▶ **Task prompt**
Look through the material below for "District". Copy every line that contains it.

▶ **Records for this task**
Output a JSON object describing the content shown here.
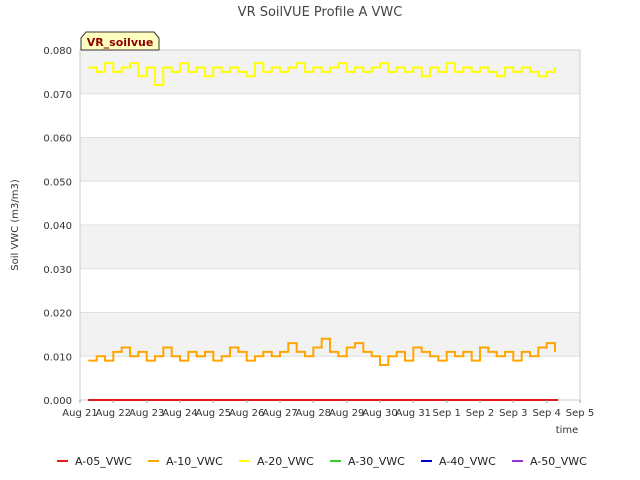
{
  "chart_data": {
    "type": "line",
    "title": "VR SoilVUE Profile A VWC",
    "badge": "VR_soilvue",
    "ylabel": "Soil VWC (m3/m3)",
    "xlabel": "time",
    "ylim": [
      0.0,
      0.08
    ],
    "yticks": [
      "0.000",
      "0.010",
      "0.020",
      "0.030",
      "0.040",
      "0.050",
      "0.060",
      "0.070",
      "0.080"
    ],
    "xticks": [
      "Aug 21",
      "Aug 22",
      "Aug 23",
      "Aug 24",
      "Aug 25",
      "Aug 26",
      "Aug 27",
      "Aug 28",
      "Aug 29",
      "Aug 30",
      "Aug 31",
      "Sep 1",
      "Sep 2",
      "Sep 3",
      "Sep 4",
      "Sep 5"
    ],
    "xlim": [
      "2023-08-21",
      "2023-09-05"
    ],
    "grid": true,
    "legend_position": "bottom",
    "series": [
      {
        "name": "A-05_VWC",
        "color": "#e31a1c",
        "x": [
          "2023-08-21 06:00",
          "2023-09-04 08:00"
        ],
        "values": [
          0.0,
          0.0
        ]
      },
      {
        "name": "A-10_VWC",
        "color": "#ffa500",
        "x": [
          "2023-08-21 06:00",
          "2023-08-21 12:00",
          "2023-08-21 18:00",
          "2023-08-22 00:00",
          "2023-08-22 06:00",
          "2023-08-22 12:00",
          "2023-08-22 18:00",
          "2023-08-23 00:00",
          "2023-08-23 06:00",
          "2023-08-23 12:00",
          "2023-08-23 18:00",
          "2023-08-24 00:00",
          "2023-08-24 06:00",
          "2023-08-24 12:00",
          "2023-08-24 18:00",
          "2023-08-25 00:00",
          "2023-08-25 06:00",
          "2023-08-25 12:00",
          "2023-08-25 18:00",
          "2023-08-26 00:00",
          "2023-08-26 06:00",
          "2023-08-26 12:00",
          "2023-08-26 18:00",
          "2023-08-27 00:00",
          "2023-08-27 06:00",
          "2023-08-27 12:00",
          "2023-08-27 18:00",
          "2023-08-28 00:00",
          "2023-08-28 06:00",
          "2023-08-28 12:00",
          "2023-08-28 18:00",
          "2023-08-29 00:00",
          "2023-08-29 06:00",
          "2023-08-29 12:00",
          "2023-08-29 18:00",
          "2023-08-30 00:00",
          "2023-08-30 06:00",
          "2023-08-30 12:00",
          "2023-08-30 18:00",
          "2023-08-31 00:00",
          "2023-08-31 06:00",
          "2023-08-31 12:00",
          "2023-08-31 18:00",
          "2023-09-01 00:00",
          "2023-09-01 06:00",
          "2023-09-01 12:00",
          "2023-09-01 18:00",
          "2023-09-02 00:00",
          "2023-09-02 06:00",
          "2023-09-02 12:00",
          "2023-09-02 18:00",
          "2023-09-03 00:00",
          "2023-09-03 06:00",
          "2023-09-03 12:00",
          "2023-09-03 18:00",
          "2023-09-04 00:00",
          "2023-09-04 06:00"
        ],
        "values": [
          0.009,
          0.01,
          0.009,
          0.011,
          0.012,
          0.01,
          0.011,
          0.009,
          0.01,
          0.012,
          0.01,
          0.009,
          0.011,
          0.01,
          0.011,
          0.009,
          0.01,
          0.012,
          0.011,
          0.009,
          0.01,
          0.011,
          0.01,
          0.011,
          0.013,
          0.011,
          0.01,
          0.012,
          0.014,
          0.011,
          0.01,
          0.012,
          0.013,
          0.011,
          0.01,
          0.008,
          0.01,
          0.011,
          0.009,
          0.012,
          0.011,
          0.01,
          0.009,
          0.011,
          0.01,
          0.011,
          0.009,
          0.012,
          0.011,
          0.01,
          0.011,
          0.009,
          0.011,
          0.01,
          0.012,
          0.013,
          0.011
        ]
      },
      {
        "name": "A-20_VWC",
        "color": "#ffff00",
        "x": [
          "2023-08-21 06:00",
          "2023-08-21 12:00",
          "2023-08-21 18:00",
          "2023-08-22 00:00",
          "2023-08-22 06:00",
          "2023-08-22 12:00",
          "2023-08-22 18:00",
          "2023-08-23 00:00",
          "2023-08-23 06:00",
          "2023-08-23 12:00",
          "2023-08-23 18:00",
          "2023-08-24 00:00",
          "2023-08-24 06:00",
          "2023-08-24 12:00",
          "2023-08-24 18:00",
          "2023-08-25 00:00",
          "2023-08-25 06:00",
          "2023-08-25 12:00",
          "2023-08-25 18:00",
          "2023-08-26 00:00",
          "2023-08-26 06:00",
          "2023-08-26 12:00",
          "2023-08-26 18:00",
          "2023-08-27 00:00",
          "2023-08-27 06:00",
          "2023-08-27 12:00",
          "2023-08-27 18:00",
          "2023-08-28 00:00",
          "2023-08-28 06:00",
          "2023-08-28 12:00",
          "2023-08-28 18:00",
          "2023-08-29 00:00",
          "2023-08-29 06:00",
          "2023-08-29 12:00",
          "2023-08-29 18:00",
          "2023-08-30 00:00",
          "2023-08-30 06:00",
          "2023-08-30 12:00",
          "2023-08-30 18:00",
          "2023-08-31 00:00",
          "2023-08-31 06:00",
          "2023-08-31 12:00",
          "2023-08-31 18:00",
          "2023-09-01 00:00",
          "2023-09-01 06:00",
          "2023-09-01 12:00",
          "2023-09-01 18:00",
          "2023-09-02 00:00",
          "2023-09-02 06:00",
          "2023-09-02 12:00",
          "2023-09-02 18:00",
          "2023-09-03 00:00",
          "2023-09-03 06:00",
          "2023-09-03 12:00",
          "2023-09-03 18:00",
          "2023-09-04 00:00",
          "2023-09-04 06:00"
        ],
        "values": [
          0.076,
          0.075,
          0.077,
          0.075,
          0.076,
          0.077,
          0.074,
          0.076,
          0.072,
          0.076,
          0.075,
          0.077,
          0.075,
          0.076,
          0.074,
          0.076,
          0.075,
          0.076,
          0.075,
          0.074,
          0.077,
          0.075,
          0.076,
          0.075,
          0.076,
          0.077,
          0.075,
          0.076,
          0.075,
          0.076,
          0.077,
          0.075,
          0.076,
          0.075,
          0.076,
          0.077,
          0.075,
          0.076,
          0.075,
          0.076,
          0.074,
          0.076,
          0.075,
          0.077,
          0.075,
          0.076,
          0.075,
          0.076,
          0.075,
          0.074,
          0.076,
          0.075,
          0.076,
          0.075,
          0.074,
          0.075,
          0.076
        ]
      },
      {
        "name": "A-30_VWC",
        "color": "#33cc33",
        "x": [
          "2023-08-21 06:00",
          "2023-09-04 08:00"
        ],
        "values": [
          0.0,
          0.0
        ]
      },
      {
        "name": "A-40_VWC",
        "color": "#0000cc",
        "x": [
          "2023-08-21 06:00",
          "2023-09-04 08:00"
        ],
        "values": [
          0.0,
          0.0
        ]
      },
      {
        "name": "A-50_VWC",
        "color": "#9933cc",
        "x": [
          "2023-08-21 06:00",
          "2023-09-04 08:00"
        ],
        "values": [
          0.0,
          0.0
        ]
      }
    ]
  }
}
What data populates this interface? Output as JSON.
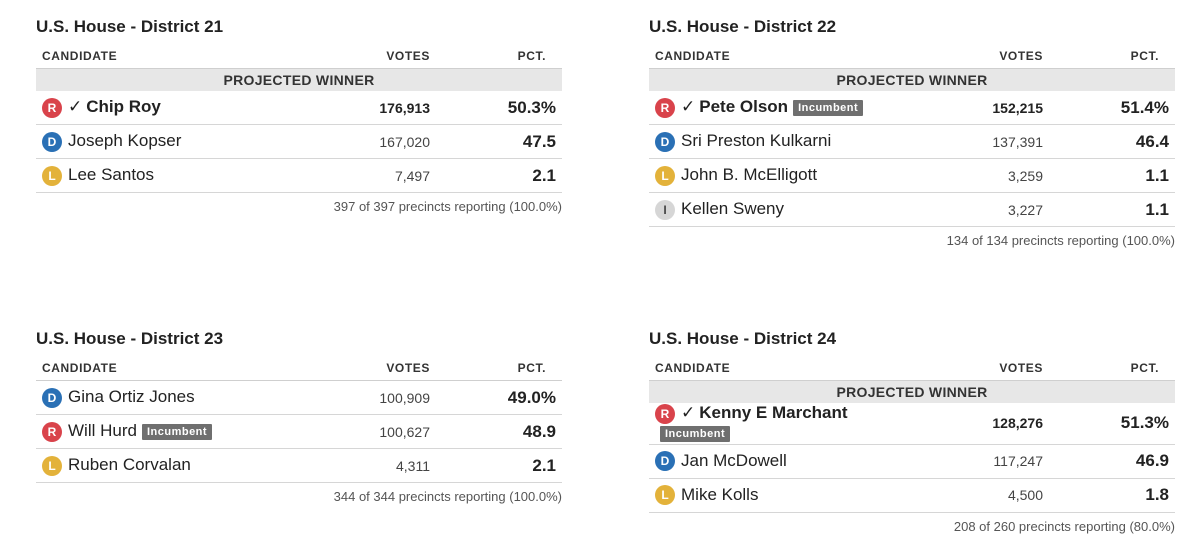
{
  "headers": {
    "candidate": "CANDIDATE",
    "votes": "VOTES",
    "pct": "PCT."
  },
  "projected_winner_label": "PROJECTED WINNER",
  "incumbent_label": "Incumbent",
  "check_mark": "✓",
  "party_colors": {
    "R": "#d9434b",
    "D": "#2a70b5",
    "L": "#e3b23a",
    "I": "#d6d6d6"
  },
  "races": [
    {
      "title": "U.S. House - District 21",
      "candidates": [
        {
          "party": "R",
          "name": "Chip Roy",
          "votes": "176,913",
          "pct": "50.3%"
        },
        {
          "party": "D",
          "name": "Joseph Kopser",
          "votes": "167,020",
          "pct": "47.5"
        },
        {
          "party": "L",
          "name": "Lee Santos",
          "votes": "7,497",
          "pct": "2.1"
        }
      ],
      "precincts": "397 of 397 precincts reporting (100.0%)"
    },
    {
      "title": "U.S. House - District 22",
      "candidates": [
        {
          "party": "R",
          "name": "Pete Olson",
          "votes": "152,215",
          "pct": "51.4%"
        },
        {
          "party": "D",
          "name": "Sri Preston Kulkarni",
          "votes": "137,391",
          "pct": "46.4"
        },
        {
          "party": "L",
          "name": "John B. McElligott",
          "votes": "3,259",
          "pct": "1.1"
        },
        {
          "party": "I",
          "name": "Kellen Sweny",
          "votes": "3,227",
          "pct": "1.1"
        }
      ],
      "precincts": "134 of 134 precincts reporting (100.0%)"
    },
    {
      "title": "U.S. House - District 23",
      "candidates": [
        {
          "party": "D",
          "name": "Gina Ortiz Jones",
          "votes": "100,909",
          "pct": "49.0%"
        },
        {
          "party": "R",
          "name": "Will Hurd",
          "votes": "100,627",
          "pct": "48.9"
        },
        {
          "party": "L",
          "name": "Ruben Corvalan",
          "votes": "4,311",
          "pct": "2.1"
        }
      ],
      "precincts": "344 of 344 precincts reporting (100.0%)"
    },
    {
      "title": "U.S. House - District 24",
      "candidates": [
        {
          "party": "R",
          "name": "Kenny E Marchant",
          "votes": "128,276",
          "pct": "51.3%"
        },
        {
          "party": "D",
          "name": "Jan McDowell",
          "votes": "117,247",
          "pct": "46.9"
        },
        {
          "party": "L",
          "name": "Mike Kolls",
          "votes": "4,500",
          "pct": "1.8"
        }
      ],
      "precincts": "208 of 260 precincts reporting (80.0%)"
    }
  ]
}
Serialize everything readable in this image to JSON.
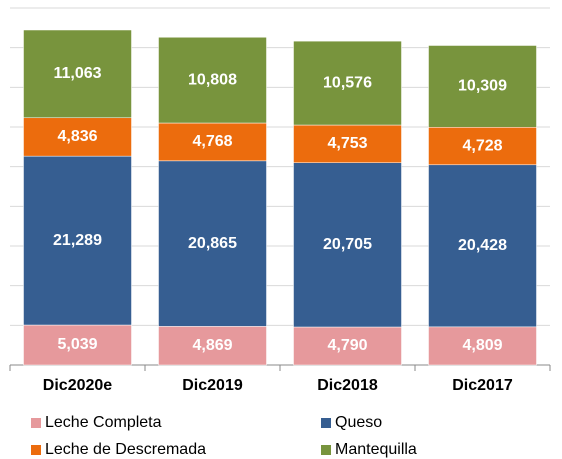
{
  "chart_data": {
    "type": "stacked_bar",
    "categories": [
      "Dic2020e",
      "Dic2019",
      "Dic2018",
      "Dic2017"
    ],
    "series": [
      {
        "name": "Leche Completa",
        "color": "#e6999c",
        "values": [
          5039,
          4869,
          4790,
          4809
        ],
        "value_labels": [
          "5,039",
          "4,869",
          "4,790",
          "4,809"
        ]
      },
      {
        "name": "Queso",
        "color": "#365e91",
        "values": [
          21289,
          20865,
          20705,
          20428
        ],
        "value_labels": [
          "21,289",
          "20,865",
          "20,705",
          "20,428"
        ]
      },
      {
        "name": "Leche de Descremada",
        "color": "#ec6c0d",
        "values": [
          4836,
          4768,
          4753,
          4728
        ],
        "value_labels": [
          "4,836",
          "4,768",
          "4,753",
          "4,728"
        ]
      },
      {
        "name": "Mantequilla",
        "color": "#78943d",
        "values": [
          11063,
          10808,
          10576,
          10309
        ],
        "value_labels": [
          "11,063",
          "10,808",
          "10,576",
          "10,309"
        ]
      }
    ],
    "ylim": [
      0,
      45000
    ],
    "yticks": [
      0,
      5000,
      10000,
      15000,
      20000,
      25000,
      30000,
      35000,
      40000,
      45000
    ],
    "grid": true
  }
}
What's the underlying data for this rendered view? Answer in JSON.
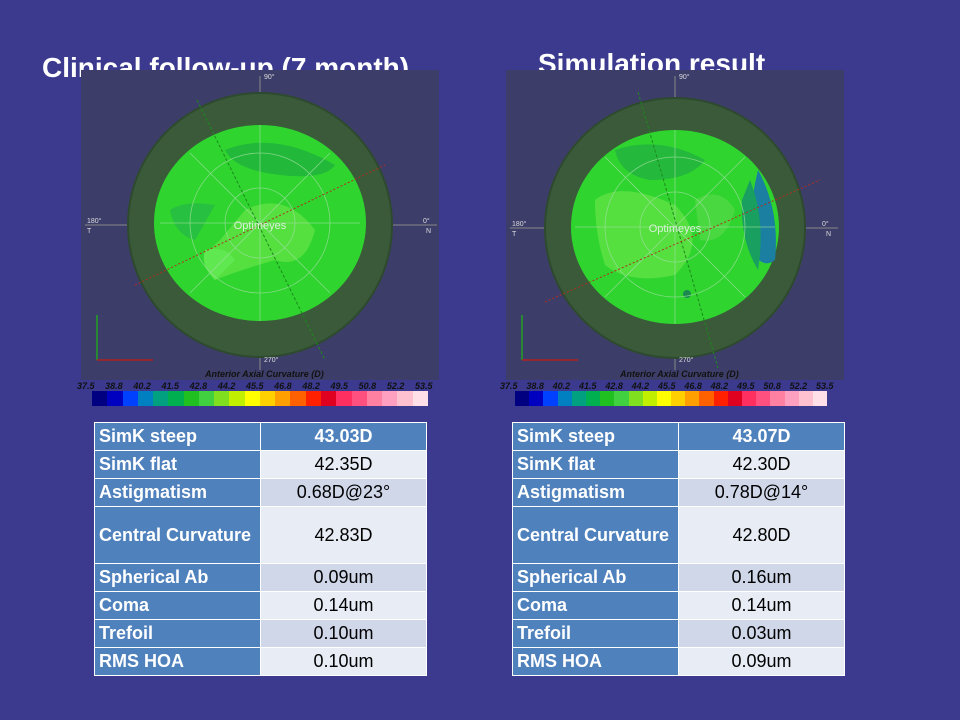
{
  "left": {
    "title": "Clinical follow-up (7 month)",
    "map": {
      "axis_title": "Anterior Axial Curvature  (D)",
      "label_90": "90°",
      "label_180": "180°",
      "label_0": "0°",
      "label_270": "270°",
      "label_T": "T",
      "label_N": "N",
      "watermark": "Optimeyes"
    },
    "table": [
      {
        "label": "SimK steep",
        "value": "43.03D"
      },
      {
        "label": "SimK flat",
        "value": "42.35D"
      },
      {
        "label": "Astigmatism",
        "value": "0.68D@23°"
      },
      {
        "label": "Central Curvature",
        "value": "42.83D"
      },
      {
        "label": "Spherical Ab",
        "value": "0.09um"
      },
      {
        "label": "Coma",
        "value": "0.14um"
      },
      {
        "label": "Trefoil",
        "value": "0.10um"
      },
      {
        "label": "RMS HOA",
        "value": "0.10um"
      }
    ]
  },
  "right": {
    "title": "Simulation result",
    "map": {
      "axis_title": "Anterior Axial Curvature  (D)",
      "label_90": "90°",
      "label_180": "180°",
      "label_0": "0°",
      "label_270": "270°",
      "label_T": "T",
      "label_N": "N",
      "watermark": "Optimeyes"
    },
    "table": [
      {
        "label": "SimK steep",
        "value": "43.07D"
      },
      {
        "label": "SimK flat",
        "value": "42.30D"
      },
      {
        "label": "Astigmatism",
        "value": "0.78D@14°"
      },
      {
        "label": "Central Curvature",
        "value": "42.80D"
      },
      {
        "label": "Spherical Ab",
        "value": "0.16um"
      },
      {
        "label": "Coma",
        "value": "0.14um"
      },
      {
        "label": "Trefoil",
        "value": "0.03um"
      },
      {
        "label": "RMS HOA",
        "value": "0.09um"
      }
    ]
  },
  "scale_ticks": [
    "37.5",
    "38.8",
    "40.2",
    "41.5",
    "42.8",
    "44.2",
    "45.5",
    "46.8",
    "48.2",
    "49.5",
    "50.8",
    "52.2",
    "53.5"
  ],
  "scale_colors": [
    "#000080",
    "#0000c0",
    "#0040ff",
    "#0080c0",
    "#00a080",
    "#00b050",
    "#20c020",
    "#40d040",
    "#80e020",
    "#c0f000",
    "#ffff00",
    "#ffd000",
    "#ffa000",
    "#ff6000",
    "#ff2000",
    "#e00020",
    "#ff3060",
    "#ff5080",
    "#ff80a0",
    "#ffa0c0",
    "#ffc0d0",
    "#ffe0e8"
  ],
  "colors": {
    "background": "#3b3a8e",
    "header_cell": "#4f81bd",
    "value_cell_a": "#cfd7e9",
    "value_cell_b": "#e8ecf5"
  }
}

▶ **Solution**
      "title": "U.S. House - District 21",
      "title": "U.S. House - District 22",
      "title": "U.S. House - District 23",
      "title": "U.S. House - District 24",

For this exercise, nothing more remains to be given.